(Data records)
########

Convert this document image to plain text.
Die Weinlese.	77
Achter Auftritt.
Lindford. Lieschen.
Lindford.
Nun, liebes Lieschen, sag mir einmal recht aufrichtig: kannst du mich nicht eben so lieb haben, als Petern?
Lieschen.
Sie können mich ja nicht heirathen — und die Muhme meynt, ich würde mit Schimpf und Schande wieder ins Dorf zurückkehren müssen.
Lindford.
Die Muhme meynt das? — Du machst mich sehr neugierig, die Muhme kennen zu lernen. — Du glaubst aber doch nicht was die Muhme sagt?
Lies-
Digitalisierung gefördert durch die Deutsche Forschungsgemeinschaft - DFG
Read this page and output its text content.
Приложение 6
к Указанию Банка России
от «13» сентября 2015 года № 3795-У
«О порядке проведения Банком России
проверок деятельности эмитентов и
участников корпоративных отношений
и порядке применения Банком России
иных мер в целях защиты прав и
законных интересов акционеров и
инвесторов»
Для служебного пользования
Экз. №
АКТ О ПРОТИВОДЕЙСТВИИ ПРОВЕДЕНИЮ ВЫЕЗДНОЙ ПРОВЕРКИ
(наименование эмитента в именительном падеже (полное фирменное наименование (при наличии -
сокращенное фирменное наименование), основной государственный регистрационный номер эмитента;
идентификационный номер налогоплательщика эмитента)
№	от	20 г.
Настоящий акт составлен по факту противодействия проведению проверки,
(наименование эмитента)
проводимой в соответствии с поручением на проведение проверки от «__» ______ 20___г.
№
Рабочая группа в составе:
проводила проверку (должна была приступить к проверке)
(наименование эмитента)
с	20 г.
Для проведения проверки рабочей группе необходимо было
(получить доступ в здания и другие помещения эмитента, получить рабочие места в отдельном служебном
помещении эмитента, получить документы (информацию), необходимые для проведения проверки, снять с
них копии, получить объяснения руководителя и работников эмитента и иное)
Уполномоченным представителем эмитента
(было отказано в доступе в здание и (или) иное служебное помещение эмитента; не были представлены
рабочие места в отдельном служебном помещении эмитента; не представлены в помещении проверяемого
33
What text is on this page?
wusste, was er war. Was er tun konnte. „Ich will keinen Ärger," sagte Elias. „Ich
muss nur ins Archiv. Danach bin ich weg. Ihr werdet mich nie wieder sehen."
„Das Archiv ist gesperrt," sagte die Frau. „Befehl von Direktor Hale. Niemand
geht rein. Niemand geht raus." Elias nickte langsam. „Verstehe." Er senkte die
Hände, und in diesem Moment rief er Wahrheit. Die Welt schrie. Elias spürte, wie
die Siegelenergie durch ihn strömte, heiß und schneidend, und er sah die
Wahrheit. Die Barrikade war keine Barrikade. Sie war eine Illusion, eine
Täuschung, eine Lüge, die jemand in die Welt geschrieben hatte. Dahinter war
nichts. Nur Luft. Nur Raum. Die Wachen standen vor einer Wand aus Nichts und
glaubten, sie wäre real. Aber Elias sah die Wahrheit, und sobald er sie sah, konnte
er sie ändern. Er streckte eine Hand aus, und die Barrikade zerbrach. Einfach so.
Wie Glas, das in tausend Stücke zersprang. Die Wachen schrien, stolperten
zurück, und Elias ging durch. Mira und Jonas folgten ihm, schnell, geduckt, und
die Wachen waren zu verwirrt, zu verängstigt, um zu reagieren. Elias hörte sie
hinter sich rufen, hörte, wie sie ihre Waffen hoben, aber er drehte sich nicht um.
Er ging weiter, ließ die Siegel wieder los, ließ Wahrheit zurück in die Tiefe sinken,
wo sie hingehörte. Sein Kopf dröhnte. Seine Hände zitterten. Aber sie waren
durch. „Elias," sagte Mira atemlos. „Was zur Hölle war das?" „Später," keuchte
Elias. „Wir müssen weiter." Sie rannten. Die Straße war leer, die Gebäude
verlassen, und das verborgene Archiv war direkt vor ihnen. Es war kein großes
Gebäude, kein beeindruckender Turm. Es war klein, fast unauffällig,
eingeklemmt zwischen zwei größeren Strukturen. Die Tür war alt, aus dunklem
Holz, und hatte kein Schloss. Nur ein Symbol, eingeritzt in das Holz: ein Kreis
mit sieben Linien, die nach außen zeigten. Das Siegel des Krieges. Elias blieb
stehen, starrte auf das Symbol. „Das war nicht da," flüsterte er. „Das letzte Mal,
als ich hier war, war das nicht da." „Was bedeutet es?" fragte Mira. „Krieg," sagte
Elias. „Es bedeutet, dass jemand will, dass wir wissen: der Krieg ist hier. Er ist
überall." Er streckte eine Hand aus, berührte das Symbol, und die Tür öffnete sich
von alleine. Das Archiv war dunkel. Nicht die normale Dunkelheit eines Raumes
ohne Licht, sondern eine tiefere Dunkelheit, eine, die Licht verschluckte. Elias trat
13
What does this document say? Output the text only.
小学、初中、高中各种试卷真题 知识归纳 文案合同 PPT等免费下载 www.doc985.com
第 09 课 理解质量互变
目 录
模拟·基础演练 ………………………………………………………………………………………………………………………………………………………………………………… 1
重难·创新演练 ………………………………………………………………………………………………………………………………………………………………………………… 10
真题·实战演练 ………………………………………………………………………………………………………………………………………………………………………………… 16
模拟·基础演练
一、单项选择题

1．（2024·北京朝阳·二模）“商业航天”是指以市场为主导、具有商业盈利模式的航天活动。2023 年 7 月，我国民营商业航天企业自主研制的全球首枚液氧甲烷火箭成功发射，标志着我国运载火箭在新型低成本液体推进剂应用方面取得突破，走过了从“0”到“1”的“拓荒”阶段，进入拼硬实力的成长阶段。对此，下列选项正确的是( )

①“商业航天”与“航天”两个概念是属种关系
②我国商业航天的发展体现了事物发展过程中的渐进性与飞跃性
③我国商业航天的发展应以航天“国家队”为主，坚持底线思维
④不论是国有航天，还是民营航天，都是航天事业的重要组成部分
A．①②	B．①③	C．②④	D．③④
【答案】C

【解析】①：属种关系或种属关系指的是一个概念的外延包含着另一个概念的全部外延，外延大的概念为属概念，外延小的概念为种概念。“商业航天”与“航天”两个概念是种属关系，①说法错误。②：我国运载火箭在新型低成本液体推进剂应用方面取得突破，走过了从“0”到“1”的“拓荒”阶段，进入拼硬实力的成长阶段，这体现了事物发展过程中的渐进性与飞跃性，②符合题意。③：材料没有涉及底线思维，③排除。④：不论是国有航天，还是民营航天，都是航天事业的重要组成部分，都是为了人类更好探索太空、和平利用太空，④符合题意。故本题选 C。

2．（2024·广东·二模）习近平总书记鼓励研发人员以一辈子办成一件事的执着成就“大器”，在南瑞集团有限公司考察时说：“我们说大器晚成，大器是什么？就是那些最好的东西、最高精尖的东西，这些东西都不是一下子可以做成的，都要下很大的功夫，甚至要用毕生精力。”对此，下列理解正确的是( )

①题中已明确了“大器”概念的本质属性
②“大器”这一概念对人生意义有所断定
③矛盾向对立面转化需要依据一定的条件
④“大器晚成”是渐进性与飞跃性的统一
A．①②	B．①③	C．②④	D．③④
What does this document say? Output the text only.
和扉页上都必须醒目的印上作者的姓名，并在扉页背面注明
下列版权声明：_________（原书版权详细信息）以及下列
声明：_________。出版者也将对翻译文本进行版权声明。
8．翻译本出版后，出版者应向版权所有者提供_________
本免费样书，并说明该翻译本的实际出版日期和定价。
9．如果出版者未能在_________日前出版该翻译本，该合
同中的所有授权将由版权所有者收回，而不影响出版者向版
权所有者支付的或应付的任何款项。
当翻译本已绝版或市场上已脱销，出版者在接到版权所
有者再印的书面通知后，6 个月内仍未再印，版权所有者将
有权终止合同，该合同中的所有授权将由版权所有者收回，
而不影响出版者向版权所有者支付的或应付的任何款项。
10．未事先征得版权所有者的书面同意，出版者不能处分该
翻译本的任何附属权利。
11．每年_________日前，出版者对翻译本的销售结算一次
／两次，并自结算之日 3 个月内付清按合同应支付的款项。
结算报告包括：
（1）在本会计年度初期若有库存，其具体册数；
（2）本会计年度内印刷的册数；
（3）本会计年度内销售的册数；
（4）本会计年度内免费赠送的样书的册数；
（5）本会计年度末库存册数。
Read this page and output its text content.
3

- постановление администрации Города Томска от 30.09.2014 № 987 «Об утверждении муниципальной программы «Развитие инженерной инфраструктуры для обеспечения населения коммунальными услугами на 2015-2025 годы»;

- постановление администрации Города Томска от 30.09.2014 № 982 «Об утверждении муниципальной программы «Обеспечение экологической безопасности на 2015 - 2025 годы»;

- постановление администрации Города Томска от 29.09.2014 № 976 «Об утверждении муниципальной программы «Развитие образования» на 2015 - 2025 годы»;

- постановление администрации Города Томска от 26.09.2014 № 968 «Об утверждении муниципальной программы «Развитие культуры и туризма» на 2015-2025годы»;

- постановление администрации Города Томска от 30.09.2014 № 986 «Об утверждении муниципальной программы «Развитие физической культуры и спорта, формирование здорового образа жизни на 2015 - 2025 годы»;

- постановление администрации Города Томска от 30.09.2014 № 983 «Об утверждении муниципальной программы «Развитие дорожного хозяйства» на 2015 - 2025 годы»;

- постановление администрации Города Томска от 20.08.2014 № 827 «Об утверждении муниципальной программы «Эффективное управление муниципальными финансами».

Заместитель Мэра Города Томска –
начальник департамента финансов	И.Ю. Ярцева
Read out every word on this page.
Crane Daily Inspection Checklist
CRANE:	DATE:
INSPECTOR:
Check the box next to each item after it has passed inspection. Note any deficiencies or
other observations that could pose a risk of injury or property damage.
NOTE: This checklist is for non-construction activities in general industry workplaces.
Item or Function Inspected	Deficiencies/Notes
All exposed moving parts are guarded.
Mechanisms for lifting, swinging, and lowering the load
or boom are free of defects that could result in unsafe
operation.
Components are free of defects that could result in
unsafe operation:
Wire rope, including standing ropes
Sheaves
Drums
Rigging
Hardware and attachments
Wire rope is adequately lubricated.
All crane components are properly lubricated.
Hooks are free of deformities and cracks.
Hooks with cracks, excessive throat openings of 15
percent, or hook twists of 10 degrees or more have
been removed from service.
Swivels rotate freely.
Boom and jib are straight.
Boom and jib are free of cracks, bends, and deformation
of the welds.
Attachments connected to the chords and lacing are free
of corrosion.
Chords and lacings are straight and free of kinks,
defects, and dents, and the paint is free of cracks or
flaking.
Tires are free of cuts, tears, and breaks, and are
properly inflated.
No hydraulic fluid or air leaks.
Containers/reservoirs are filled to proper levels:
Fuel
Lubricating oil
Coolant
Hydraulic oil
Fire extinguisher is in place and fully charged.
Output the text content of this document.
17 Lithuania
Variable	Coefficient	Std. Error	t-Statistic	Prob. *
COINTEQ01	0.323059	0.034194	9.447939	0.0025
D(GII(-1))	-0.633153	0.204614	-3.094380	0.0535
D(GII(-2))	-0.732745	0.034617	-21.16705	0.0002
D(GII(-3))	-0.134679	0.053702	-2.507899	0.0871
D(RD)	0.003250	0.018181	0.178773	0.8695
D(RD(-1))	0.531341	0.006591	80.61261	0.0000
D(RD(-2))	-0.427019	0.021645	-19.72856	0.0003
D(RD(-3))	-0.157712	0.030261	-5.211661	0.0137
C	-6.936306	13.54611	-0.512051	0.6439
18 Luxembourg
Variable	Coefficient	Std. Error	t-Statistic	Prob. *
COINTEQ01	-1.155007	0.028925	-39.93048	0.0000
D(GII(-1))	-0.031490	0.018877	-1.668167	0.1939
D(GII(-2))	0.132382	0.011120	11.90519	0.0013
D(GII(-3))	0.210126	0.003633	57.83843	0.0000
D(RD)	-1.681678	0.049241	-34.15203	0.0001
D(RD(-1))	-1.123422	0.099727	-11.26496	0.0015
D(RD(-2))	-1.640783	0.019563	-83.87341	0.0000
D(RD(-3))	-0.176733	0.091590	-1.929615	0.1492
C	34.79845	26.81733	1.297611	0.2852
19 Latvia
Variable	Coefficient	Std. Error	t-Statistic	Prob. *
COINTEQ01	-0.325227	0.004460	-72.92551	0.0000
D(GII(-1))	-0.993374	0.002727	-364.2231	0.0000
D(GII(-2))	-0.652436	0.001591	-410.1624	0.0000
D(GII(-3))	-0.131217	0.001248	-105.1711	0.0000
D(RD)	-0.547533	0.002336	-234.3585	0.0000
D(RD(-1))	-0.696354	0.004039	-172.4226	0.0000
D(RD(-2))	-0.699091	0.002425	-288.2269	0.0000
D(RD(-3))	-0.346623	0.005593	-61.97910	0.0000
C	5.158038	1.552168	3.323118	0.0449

########

→ **To be done**
Read the entries above, then pull out the lines that include "служебном".

→ **Result**
(получить доступ в здания и другие помещения эмитента, получить рабочие места в отдельном служебном
рабочие места в отдельном служебном помещении эмитента; не представлены в помещении проверяемого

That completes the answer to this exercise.